● **MATERIAL**:
##########

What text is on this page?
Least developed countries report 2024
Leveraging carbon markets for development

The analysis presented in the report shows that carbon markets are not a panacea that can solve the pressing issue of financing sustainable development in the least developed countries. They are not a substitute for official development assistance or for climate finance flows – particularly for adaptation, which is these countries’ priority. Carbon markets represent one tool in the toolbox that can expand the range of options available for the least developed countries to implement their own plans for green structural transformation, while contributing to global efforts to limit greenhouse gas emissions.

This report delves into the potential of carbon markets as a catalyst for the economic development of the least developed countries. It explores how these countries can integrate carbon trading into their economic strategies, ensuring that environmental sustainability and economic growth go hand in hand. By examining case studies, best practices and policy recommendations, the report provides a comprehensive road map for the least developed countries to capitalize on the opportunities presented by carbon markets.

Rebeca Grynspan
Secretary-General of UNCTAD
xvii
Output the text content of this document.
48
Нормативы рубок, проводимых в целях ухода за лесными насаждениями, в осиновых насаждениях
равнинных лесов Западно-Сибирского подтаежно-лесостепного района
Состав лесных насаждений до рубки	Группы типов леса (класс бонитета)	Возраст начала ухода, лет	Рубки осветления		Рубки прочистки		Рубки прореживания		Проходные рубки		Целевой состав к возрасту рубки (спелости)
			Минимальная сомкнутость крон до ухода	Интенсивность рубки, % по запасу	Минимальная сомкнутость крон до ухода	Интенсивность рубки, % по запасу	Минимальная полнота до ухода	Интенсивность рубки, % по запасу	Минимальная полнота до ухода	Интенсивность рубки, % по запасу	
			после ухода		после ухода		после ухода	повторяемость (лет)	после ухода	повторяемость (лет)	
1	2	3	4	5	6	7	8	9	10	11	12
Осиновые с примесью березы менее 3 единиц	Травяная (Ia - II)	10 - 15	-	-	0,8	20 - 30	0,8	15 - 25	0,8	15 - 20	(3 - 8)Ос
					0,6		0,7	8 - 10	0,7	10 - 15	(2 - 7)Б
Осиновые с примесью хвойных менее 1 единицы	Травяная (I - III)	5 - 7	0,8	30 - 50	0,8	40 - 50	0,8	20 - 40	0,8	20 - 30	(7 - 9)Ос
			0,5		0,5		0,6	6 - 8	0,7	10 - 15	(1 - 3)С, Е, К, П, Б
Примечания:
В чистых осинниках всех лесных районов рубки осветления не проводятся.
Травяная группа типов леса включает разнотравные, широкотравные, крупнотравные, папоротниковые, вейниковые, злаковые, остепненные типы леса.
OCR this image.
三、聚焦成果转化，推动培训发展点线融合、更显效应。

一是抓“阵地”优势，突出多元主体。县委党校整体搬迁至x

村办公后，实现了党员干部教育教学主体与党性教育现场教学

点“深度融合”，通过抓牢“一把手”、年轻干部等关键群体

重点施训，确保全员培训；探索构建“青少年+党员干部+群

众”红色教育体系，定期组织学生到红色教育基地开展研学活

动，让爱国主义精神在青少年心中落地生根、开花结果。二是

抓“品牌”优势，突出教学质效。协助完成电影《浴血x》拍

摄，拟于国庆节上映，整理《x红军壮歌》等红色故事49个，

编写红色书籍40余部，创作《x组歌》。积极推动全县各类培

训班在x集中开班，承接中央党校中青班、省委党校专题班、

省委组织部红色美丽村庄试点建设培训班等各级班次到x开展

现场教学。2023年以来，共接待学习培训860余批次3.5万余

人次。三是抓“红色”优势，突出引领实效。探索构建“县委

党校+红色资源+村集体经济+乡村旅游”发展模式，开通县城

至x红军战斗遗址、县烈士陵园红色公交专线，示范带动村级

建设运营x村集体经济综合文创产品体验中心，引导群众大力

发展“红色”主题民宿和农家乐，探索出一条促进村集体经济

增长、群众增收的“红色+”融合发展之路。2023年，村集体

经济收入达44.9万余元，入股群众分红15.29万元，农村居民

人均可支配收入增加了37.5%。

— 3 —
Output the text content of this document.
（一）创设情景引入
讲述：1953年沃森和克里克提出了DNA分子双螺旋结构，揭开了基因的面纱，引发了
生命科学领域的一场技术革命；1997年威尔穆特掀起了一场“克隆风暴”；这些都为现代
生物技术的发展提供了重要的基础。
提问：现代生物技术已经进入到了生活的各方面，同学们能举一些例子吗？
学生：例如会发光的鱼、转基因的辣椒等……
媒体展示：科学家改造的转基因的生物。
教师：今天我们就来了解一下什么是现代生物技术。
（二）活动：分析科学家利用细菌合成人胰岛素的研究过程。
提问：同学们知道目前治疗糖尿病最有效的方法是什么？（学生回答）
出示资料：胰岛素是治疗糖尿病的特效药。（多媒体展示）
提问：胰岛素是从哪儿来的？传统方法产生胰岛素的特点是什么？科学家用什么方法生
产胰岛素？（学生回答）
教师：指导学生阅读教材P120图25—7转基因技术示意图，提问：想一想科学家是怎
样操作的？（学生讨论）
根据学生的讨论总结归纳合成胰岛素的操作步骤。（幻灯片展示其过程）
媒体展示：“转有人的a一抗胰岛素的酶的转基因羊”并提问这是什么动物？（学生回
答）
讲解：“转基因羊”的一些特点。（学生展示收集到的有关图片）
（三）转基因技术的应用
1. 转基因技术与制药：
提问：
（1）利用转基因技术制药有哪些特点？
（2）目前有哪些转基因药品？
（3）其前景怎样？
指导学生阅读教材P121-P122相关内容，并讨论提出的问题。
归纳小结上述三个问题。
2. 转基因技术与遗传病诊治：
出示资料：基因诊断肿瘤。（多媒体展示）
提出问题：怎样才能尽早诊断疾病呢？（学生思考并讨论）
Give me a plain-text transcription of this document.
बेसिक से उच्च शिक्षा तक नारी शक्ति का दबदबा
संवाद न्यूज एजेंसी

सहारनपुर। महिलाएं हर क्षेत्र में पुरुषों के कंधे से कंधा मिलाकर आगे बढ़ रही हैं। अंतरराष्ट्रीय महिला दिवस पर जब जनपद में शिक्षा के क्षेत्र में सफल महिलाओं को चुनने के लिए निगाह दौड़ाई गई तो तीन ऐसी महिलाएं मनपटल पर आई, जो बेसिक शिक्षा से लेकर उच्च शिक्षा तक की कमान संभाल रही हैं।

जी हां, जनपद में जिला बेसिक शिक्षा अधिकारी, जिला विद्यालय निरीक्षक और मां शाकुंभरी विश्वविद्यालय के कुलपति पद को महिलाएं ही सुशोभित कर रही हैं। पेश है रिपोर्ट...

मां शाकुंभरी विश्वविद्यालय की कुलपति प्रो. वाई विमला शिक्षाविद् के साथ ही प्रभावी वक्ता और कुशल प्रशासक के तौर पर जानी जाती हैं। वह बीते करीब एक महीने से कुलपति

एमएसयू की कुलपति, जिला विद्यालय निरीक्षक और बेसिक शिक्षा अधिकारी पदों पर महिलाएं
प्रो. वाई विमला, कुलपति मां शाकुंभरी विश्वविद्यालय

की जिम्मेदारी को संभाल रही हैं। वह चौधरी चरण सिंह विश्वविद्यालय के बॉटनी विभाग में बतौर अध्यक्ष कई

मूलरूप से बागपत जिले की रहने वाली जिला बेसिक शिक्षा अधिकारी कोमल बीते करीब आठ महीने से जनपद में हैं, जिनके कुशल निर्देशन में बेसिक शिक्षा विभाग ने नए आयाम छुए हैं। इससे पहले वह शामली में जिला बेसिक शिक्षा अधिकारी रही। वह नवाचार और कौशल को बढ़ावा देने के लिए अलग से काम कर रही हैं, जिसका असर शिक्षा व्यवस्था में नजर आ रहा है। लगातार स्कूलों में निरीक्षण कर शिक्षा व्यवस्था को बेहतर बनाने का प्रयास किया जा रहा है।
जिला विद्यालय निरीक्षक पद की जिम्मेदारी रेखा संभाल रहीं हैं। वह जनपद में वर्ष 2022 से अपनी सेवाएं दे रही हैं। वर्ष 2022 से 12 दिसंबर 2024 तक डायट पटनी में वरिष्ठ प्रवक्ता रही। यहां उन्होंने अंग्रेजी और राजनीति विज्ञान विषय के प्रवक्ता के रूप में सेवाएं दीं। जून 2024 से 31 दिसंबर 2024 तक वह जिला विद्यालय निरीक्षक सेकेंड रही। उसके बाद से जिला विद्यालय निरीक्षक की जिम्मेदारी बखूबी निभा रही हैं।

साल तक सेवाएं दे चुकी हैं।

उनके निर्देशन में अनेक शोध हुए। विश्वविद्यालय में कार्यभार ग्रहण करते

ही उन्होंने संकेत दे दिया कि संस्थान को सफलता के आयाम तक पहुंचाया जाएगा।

##########

● **YOUR INSTRUCTIONS**:
Copy each line from the data above that includes "Осиновые".

● **WORKED ANSWER**:
Осиновые с примесью березы менее 3 единиц	Травяная (Ia - II)	10 - 15	-	-	0,8	20 - 30	0,8	15 - 25	0,8	15 - 20	(3 - 8)Ос
Осиновые с примесью хвойных менее 1 единицы	Травяная (I - III)	5 - 7	0,8	30 - 50	0,8	40 - 50	0,8	20 - 40	0,8	20 - 30	(7 - 9)Ос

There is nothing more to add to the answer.